## DIRECTION
Each line that holds the word "Контрольные" counts once; give the total for the records below and nothing else.

## PROVIDED RECORDS
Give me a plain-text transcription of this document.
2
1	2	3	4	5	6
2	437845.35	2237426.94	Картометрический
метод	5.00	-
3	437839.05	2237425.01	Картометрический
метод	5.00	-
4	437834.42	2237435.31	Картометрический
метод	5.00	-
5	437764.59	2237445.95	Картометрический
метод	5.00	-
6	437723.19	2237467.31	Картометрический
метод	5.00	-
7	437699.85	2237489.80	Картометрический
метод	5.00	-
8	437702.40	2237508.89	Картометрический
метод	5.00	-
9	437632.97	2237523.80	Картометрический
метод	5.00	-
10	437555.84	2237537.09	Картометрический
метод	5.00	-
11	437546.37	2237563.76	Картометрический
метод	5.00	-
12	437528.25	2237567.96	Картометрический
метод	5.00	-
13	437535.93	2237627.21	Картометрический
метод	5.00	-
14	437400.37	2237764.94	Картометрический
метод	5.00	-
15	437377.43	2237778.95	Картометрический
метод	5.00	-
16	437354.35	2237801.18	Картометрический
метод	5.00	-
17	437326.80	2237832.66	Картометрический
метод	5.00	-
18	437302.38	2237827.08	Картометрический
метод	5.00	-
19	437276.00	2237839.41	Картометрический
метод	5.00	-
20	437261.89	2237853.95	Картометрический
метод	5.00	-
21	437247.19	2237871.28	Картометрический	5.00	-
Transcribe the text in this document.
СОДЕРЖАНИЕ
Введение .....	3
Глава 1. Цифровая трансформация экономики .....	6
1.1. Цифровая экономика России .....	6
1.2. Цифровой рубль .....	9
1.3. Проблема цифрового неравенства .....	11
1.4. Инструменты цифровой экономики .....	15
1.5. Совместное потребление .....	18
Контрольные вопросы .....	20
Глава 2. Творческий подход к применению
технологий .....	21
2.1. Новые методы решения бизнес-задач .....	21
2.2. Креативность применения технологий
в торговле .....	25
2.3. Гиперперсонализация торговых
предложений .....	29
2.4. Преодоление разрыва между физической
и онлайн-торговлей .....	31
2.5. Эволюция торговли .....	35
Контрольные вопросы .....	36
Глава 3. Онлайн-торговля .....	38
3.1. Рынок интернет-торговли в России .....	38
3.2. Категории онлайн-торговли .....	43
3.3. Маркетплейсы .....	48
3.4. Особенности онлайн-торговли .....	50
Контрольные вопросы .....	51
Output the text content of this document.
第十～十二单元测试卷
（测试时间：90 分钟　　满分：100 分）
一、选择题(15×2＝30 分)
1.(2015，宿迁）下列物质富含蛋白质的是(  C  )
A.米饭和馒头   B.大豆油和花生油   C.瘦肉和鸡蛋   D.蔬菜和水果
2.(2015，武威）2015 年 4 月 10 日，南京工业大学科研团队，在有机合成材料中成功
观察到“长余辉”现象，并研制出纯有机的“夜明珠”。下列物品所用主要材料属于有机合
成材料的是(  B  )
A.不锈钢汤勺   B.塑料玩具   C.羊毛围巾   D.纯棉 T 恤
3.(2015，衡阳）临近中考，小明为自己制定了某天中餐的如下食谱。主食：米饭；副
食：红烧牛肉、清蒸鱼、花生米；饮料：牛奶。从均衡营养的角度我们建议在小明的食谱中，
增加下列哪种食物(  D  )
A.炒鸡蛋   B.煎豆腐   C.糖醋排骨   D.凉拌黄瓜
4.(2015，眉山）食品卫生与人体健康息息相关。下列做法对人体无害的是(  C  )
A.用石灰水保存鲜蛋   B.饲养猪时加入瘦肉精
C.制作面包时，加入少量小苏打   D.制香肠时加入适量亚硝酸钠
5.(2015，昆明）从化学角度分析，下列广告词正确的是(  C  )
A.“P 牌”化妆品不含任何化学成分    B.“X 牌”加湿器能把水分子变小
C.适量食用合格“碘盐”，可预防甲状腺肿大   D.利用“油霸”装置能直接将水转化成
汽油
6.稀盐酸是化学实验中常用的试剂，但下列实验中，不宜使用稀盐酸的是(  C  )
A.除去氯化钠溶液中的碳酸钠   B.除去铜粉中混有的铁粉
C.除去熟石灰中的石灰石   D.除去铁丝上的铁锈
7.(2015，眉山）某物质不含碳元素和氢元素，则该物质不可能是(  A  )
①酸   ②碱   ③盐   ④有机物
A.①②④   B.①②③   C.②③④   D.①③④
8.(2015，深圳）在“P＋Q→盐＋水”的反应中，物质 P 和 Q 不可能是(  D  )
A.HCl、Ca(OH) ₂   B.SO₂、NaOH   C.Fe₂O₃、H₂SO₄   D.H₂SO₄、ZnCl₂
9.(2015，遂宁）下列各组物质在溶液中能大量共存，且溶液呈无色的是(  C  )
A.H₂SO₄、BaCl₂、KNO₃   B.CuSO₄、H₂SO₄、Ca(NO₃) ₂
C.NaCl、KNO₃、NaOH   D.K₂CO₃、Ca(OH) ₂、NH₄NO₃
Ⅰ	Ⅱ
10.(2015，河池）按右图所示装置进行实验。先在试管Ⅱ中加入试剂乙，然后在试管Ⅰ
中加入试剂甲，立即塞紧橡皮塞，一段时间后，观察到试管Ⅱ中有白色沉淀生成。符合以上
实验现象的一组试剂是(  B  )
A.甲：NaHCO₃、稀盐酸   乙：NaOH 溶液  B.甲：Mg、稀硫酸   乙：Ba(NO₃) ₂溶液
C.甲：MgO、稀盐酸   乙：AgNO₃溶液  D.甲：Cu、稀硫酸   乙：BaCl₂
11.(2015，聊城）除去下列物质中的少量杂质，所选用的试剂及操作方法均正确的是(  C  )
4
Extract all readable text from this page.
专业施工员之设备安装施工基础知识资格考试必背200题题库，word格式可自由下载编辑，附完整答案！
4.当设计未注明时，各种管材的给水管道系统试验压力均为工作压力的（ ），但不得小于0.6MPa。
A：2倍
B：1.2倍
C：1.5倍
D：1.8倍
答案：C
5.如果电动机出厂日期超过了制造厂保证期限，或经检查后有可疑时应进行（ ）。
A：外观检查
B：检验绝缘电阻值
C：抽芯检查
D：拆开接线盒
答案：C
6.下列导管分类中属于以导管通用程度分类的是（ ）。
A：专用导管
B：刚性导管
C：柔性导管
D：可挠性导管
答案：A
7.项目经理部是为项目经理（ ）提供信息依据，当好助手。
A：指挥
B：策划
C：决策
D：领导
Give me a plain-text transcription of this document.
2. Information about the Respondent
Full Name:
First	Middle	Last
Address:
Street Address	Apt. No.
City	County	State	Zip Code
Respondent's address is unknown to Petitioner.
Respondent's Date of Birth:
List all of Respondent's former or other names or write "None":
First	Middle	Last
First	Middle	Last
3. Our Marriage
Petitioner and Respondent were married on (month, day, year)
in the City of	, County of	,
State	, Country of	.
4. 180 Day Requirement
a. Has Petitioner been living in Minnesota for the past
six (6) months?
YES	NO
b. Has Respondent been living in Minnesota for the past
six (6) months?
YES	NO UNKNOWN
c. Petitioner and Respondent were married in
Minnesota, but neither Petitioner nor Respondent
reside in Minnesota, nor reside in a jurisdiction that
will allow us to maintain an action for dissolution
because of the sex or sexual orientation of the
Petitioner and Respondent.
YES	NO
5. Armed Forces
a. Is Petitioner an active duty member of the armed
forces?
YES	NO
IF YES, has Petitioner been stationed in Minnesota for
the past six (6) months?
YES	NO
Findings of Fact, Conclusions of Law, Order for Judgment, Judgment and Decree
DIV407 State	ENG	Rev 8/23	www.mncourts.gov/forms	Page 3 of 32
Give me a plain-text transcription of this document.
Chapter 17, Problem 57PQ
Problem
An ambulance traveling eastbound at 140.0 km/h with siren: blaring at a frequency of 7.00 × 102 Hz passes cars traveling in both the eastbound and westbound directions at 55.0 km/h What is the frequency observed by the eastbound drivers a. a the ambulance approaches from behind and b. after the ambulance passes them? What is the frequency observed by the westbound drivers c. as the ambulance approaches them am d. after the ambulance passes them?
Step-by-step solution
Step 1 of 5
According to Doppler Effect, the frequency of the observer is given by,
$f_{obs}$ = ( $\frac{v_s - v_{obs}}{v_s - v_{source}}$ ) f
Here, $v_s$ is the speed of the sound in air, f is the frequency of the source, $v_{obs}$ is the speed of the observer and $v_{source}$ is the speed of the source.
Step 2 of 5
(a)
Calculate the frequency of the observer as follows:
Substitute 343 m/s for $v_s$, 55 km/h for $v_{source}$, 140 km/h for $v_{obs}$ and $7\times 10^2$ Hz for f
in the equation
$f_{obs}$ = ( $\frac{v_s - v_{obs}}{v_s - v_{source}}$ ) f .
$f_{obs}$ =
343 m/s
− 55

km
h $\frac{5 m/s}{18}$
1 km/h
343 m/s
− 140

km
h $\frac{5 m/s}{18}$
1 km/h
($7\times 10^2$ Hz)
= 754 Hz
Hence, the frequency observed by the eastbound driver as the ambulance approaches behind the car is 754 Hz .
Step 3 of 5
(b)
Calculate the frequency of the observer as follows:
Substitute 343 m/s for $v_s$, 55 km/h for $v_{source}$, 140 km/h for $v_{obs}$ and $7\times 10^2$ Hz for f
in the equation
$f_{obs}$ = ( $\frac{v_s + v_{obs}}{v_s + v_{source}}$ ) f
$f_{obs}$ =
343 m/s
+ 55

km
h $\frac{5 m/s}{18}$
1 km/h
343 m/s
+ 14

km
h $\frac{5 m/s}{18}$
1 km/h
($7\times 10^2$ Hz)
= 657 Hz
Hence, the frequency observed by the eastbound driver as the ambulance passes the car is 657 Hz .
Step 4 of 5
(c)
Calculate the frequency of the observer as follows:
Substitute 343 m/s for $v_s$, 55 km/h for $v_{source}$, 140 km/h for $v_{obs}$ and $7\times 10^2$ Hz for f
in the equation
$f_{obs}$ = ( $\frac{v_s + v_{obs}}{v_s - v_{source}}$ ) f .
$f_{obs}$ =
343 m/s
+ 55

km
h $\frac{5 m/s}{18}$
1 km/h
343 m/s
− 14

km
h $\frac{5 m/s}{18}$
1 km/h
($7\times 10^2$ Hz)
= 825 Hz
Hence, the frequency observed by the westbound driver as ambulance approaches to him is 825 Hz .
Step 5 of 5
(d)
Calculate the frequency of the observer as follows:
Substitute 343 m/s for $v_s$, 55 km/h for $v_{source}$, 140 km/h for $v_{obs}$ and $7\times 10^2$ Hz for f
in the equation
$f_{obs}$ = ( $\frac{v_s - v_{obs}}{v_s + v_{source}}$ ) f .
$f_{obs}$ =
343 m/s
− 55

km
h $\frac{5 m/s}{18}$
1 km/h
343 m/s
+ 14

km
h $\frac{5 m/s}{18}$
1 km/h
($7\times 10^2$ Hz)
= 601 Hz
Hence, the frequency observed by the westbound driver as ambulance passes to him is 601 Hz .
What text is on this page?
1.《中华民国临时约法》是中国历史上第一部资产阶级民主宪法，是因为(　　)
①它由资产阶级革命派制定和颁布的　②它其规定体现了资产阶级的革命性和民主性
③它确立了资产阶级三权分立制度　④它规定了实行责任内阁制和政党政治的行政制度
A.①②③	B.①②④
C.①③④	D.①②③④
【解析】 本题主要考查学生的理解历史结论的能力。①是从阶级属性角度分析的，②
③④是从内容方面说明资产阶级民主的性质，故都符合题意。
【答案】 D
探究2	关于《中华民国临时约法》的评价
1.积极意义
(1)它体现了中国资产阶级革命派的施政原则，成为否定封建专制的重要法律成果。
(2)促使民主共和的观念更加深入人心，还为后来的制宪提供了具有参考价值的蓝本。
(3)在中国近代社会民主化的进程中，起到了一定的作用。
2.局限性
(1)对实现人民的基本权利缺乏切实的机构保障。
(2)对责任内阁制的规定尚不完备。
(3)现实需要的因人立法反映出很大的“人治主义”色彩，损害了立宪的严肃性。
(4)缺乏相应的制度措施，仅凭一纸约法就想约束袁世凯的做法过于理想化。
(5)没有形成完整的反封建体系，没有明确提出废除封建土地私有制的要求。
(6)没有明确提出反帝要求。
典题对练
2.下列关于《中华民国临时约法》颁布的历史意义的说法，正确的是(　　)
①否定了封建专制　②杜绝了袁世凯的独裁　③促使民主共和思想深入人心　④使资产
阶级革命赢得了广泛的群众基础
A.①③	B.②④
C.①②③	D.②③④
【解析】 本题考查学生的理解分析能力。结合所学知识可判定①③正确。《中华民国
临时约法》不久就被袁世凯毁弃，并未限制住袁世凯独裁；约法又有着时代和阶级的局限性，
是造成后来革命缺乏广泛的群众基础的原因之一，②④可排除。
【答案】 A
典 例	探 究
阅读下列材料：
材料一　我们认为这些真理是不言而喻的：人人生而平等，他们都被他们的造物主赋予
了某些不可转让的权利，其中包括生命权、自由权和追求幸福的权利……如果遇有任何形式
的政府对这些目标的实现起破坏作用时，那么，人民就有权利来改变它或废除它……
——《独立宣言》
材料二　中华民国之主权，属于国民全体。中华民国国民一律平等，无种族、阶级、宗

## SOLUTION FOR THIS EXERCISE
3